### REQUIREMENT
Quote the entries in full, character for character, without their images.

Stored data:
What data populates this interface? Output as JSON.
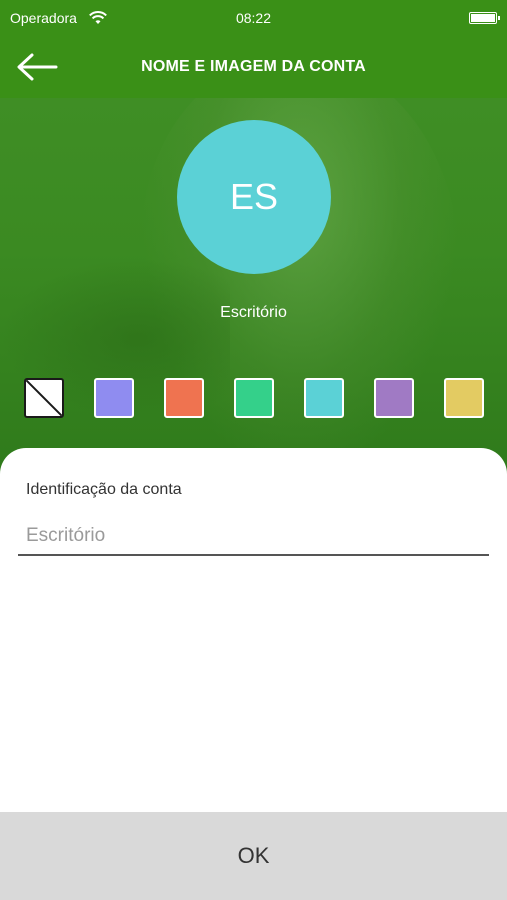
{
  "status_bar": {
    "carrier": "Operadora",
    "time": "08:22"
  },
  "header": {
    "title": "NOME E IMAGEM DA CONTA",
    "back_icon": "arrow-left-icon"
  },
  "avatar": {
    "initials": "ES",
    "color": "#5bd1d6",
    "name": "Escritório"
  },
  "swatches": [
    {
      "name": "none",
      "color": "#ffffff"
    },
    {
      "name": "purple-blue",
      "color": "#8f8cf0"
    },
    {
      "name": "orange",
      "color": "#ef7350"
    },
    {
      "name": "green",
      "color": "#34d08a"
    },
    {
      "name": "cyan",
      "color": "#5bd1d6"
    },
    {
      "name": "purple",
      "color": "#a07ac4"
    },
    {
      "name": "yellow",
      "color": "#e3cb62"
    }
  ],
  "form": {
    "label": "Identificação da conta",
    "placeholder": "Escritório",
    "value": ""
  },
  "ok_label": "OK",
  "colors": {
    "brand_green": "#3a9017",
    "ok_bar": "#d9d9d9"
  }
}
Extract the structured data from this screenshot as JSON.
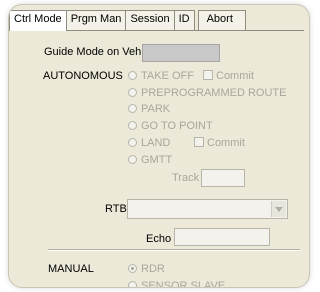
{
  "tabs": [
    "Ctrl Mode",
    "Prgm Man",
    "Session",
    "ID",
    "Abort"
  ],
  "guide_mode": {
    "label": "Guide Mode on Veh",
    "value": ""
  },
  "autonomous": {
    "label": "AUTONOMOUS",
    "options": [
      "TAKE OFF",
      "PREPROGRAMMED ROUTE",
      "PARK",
      "GO TO POINT",
      "LAND",
      "GMTT"
    ],
    "takeoff_commit": "Commit",
    "land_commit": "Commit",
    "track_label": "Track",
    "track_value": ""
  },
  "rtb": {
    "label": "RTB",
    "value": ""
  },
  "echo": {
    "label": "Echo",
    "value": ""
  },
  "manual": {
    "label": "MANUAL",
    "options": [
      "RDR",
      "SENSOR SLAVE"
    ],
    "selected": "RDR"
  },
  "colors": {
    "panel_bg": "#ece9d8",
    "disabled_text": "#a8a69c",
    "guide_field": "#c8c8c8"
  }
}
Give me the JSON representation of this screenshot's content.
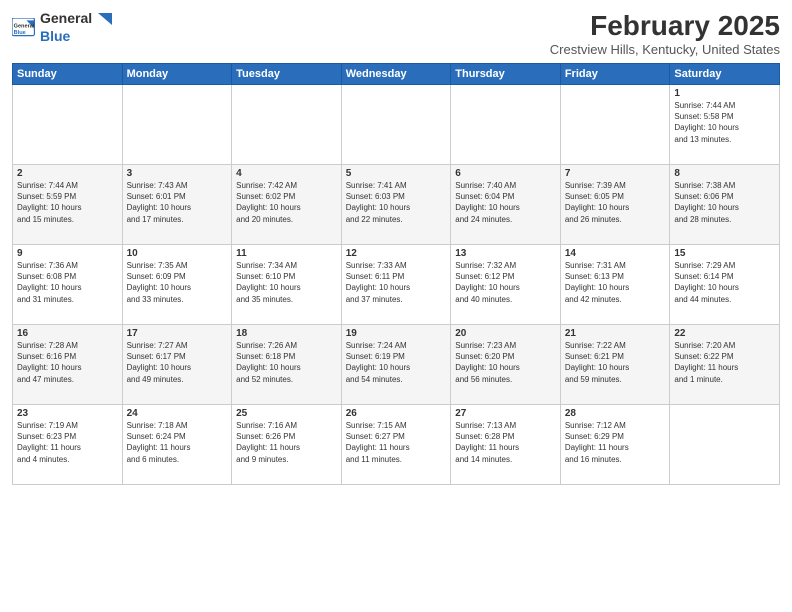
{
  "logo": {
    "general": "General",
    "blue": "Blue"
  },
  "title": "February 2025",
  "subtitle": "Crestview Hills, Kentucky, United States",
  "days_of_week": [
    "Sunday",
    "Monday",
    "Tuesday",
    "Wednesday",
    "Thursday",
    "Friday",
    "Saturday"
  ],
  "weeks": [
    [
      {
        "day": "",
        "info": ""
      },
      {
        "day": "",
        "info": ""
      },
      {
        "day": "",
        "info": ""
      },
      {
        "day": "",
        "info": ""
      },
      {
        "day": "",
        "info": ""
      },
      {
        "day": "",
        "info": ""
      },
      {
        "day": "1",
        "info": "Sunrise: 7:44 AM\nSunset: 5:58 PM\nDaylight: 10 hours\nand 13 minutes."
      }
    ],
    [
      {
        "day": "2",
        "info": "Sunrise: 7:44 AM\nSunset: 5:59 PM\nDaylight: 10 hours\nand 15 minutes."
      },
      {
        "day": "3",
        "info": "Sunrise: 7:43 AM\nSunset: 6:01 PM\nDaylight: 10 hours\nand 17 minutes."
      },
      {
        "day": "4",
        "info": "Sunrise: 7:42 AM\nSunset: 6:02 PM\nDaylight: 10 hours\nand 20 minutes."
      },
      {
        "day": "5",
        "info": "Sunrise: 7:41 AM\nSunset: 6:03 PM\nDaylight: 10 hours\nand 22 minutes."
      },
      {
        "day": "6",
        "info": "Sunrise: 7:40 AM\nSunset: 6:04 PM\nDaylight: 10 hours\nand 24 minutes."
      },
      {
        "day": "7",
        "info": "Sunrise: 7:39 AM\nSunset: 6:05 PM\nDaylight: 10 hours\nand 26 minutes."
      },
      {
        "day": "8",
        "info": "Sunrise: 7:38 AM\nSunset: 6:06 PM\nDaylight: 10 hours\nand 28 minutes."
      }
    ],
    [
      {
        "day": "9",
        "info": "Sunrise: 7:36 AM\nSunset: 6:08 PM\nDaylight: 10 hours\nand 31 minutes."
      },
      {
        "day": "10",
        "info": "Sunrise: 7:35 AM\nSunset: 6:09 PM\nDaylight: 10 hours\nand 33 minutes."
      },
      {
        "day": "11",
        "info": "Sunrise: 7:34 AM\nSunset: 6:10 PM\nDaylight: 10 hours\nand 35 minutes."
      },
      {
        "day": "12",
        "info": "Sunrise: 7:33 AM\nSunset: 6:11 PM\nDaylight: 10 hours\nand 37 minutes."
      },
      {
        "day": "13",
        "info": "Sunrise: 7:32 AM\nSunset: 6:12 PM\nDaylight: 10 hours\nand 40 minutes."
      },
      {
        "day": "14",
        "info": "Sunrise: 7:31 AM\nSunset: 6:13 PM\nDaylight: 10 hours\nand 42 minutes."
      },
      {
        "day": "15",
        "info": "Sunrise: 7:29 AM\nSunset: 6:14 PM\nDaylight: 10 hours\nand 44 minutes."
      }
    ],
    [
      {
        "day": "16",
        "info": "Sunrise: 7:28 AM\nSunset: 6:16 PM\nDaylight: 10 hours\nand 47 minutes."
      },
      {
        "day": "17",
        "info": "Sunrise: 7:27 AM\nSunset: 6:17 PM\nDaylight: 10 hours\nand 49 minutes."
      },
      {
        "day": "18",
        "info": "Sunrise: 7:26 AM\nSunset: 6:18 PM\nDaylight: 10 hours\nand 52 minutes."
      },
      {
        "day": "19",
        "info": "Sunrise: 7:24 AM\nSunset: 6:19 PM\nDaylight: 10 hours\nand 54 minutes."
      },
      {
        "day": "20",
        "info": "Sunrise: 7:23 AM\nSunset: 6:20 PM\nDaylight: 10 hours\nand 56 minutes."
      },
      {
        "day": "21",
        "info": "Sunrise: 7:22 AM\nSunset: 6:21 PM\nDaylight: 10 hours\nand 59 minutes."
      },
      {
        "day": "22",
        "info": "Sunrise: 7:20 AM\nSunset: 6:22 PM\nDaylight: 11 hours\nand 1 minute."
      }
    ],
    [
      {
        "day": "23",
        "info": "Sunrise: 7:19 AM\nSunset: 6:23 PM\nDaylight: 11 hours\nand 4 minutes."
      },
      {
        "day": "24",
        "info": "Sunrise: 7:18 AM\nSunset: 6:24 PM\nDaylight: 11 hours\nand 6 minutes."
      },
      {
        "day": "25",
        "info": "Sunrise: 7:16 AM\nSunset: 6:26 PM\nDaylight: 11 hours\nand 9 minutes."
      },
      {
        "day": "26",
        "info": "Sunrise: 7:15 AM\nSunset: 6:27 PM\nDaylight: 11 hours\nand 11 minutes."
      },
      {
        "day": "27",
        "info": "Sunrise: 7:13 AM\nSunset: 6:28 PM\nDaylight: 11 hours\nand 14 minutes."
      },
      {
        "day": "28",
        "info": "Sunrise: 7:12 AM\nSunset: 6:29 PM\nDaylight: 11 hours\nand 16 minutes."
      },
      {
        "day": "",
        "info": ""
      }
    ]
  ]
}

### TASK SOLUTION
What data populates this interface? Output as JSON.
{
  "status_bar": {
    "carrier": "Operadora",
    "time": "08:22"
  },
  "header": {
    "title": "NOME E IMAGEM DA CONTA",
    "back_icon": "arrow-left-icon"
  },
  "avatar": {
    "initials": "ES",
    "color": "#5bd1d6",
    "name": "Escritório"
  },
  "swatches": [
    {
      "name": "none",
      "color": "#ffffff"
    },
    {
      "name": "purple-blue",
      "color": "#8f8cf0"
    },
    {
      "name": "orange",
      "color": "#ef7350"
    },
    {
      "name": "green",
      "color": "#34d08a"
    },
    {
      "name": "cyan",
      "color": "#5bd1d6"
    },
    {
      "name": "purple",
      "color": "#a07ac4"
    },
    {
      "name": "yellow",
      "color": "#e3cb62"
    }
  ],
  "form": {
    "label": "Identificação da conta",
    "placeholder": "Escritório",
    "value": ""
  },
  "ok_label": "OK",
  "colors": {
    "brand_green": "#3a9017",
    "ok_bar": "#d9d9d9"
  }
}
Extract the structured data from this screenshot as JSON.
{
  "tabs": [
    "Ctrl Mode",
    "Prgm Man",
    "Session",
    "ID",
    "Abort"
  ],
  "guide_mode": {
    "label": "Guide Mode on Veh",
    "value": ""
  },
  "autonomous": {
    "label": "AUTONOMOUS",
    "options": [
      "TAKE OFF",
      "PREPROGRAMMED ROUTE",
      "PARK",
      "GO TO POINT",
      "LAND",
      "GMTT"
    ],
    "takeoff_commit": "Commit",
    "land_commit": "Commit",
    "track_label": "Track",
    "track_value": ""
  },
  "rtb": {
    "label": "RTB",
    "value": ""
  },
  "echo": {
    "label": "Echo",
    "value": ""
  },
  "manual": {
    "label": "MANUAL",
    "options": [
      "RDR",
      "SENSOR SLAVE"
    ],
    "selected": "RDR"
  },
  "colors": {
    "panel_bg": "#ece9d8",
    "disabled_text": "#a8a69c",
    "guide_field": "#c8c8c8"
  }
}
Give me the JSON representation of this screenshot's content.
{
  "logo": {
    "general": "General",
    "blue": "Blue"
  },
  "title": "February 2025",
  "subtitle": "Crestview Hills, Kentucky, United States",
  "days_of_week": [
    "Sunday",
    "Monday",
    "Tuesday",
    "Wednesday",
    "Thursday",
    "Friday",
    "Saturday"
  ],
  "weeks": [
    [
      {
        "day": "",
        "info": ""
      },
      {
        "day": "",
        "info": ""
      },
      {
        "day": "",
        "info": ""
      },
      {
        "day": "",
        "info": ""
      },
      {
        "day": "",
        "info": ""
      },
      {
        "day": "",
        "info": ""
      },
      {
        "day": "1",
        "info": "Sunrise: 7:44 AM\nSunset: 5:58 PM\nDaylight: 10 hours\nand 13 minutes."
      }
    ],
    [
      {
        "day": "2",
        "info": "Sunrise: 7:44 AM\nSunset: 5:59 PM\nDaylight: 10 hours\nand 15 minutes."
      },
      {
        "day": "3",
        "info": "Sunrise: 7:43 AM\nSunset: 6:01 PM\nDaylight: 10 hours\nand 17 minutes."
      },
      {
        "day": "4",
        "info": "Sunrise: 7:42 AM\nSunset: 6:02 PM\nDaylight: 10 hours\nand 20 minutes."
      },
      {
        "day": "5",
        "info": "Sunrise: 7:41 AM\nSunset: 6:03 PM\nDaylight: 10 hours\nand 22 minutes."
      },
      {
        "day": "6",
        "info": "Sunrise: 7:40 AM\nSunset: 6:04 PM\nDaylight: 10 hours\nand 24 minutes."
      },
      {
        "day": "7",
        "info": "Sunrise: 7:39 AM\nSunset: 6:05 PM\nDaylight: 10 hours\nand 26 minutes."
      },
      {
        "day": "8",
        "info": "Sunrise: 7:38 AM\nSunset: 6:06 PM\nDaylight: 10 hours\nand 28 minutes."
      }
    ],
    [
      {
        "day": "9",
        "info": "Sunrise: 7:36 AM\nSunset: 6:08 PM\nDaylight: 10 hours\nand 31 minutes."
      },
      {
        "day": "10",
        "info": "Sunrise: 7:35 AM\nSunset: 6:09 PM\nDaylight: 10 hours\nand 33 minutes."
      },
      {
        "day": "11",
        "info": "Sunrise: 7:34 AM\nSunset: 6:10 PM\nDaylight: 10 hours\nand 35 minutes."
      },
      {
        "day": "12",
        "info": "Sunrise: 7:33 AM\nSunset: 6:11 PM\nDaylight: 10 hours\nand 37 minutes."
      },
      {
        "day": "13",
        "info": "Sunrise: 7:32 AM\nSunset: 6:12 PM\nDaylight: 10 hours\nand 40 minutes."
      },
      {
        "day": "14",
        "info": "Sunrise: 7:31 AM\nSunset: 6:13 PM\nDaylight: 10 hours\nand 42 minutes."
      },
      {
        "day": "15",
        "info": "Sunrise: 7:29 AM\nSunset: 6:14 PM\nDaylight: 10 hours\nand 44 minutes."
      }
    ],
    [
      {
        "day": "16",
        "info": "Sunrise: 7:28 AM\nSunset: 6:16 PM\nDaylight: 10 hours\nand 47 minutes."
      },
      {
        "day": "17",
        "info": "Sunrise: 7:27 AM\nSunset: 6:17 PM\nDaylight: 10 hours\nand 49 minutes."
      },
      {
        "day": "18",
        "info": "Sunrise: 7:26 AM\nSunset: 6:18 PM\nDaylight: 10 hours\nand 52 minutes."
      },
      {
        "day": "19",
        "info": "Sunrise: 7:24 AM\nSunset: 6:19 PM\nDaylight: 10 hours\nand 54 minutes."
      },
      {
        "day": "20",
        "info": "Sunrise: 7:23 AM\nSunset: 6:20 PM\nDaylight: 10 hours\nand 56 minutes."
      },
      {
        "day": "21",
        "info": "Sunrise: 7:22 AM\nSunset: 6:21 PM\nDaylight: 10 hours\nand 59 minutes."
      },
      {
        "day": "22",
        "info": "Sunrise: 7:20 AM\nSunset: 6:22 PM\nDaylight: 11 hours\nand 1 minute."
      }
    ],
    [
      {
        "day": "23",
        "info": "Sunrise: 7:19 AM\nSunset: 6:23 PM\nDaylight: 11 hours\nand 4 minutes."
      },
      {
        "day": "24",
        "info": "Sunrise: 7:18 AM\nSunset: 6:24 PM\nDaylight: 11 hours\nand 6 minutes."
      },
      {
        "day": "25",
        "info": "Sunrise: 7:16 AM\nSunset: 6:26 PM\nDaylight: 11 hours\nand 9 minutes."
      },
      {
        "day": "26",
        "info": "Sunrise: 7:15 AM\nSunset: 6:27 PM\nDaylight: 11 hours\nand 11 minutes."
      },
      {
        "day": "27",
        "info": "Sunrise: 7:13 AM\nSunset: 6:28 PM\nDaylight: 11 hours\nand 14 minutes."
      },
      {
        "day": "28",
        "info": "Sunrise: 7:12 AM\nSunset: 6:29 PM\nDaylight: 11 hours\nand 16 minutes."
      },
      {
        "day": "",
        "info": ""
      }
    ]
  ]
}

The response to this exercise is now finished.